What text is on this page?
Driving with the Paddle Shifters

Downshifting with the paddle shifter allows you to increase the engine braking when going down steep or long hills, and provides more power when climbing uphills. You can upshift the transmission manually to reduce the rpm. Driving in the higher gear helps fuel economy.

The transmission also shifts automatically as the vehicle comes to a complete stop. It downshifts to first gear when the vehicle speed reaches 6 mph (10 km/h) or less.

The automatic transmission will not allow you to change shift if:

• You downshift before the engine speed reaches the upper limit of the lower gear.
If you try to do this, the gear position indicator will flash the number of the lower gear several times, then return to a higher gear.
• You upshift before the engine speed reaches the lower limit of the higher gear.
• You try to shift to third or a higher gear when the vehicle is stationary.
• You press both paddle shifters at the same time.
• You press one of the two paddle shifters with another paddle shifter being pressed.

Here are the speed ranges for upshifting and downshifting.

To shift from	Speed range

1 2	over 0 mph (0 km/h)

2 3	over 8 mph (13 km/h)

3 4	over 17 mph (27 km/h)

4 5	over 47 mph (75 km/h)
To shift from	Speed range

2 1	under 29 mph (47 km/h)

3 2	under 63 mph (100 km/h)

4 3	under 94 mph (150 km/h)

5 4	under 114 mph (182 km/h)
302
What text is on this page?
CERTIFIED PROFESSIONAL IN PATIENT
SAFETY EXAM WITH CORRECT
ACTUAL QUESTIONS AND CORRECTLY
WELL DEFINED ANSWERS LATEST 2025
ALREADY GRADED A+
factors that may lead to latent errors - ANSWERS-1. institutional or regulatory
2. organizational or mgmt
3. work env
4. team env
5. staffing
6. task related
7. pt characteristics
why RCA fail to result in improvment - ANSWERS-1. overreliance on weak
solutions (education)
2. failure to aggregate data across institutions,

----

[THE EXERCISE]: Repeat the material in full, exactly as it stands.

[WORKED ANSWER]:
What text is on this page?
Driving with the Paddle Shifters

Downshifting with the paddle shifter allows you to increase the engine braking when going down steep or long hills, and provides more power when climbing uphills. You can upshift the transmission manually to reduce the rpm. Driving in the higher gear helps fuel economy.

The transmission also shifts automatically as the vehicle comes to a complete stop. It downshifts to first gear when the vehicle speed reaches 6 mph (10 km/h) or less.

The automatic transmission will not allow you to change shift if:

• You downshift before the engine speed reaches the upper limit of the lower gear.
If you try to do this, the gear position indicator will flash the number of the lower gear several times, then return to a higher gear.
• You upshift before the engine speed reaches the lower limit of the higher gear.
• You try to shift to third or a higher gear when the vehicle is stationary.
• You press both paddle shifters at the same time.
• You press one of the two paddle shifters with another paddle shifter being pressed.

Here are the speed ranges for upshifting and downshifting.

To shift from	Speed range

1 2	over 0 mph (0 km/h)

2 3	over 8 mph (13 km/h)

3 4	over 17 mph (27 km/h)

4 5	over 47 mph (75 km/h)
To shift from	Speed range

2 1	under 29 mph (47 km/h)

3 2	under 63 mph (100 km/h)

4 3	under 94 mph (150 km/h)

5 4	under 114 mph (182 km/h)
302
What text is on this page?
CERTIFIED PROFESSIONAL IN PATIENT
SAFETY EXAM WITH CORRECT
ACTUAL QUESTIONS AND CORRECTLY
WELL DEFINED ANSWERS LATEST 2025
ALREADY GRADED A+
factors that may lead to latent errors - ANSWERS-1. institutional or regulatory
2. organizational or mgmt
3. work env
4. team env
5. staffing
6. task related
7. pt characteristics
why RCA fail to result in improvment - ANSWERS-1. overreliance on weak
solutions (education)
2. failure to aggregate data across institutions,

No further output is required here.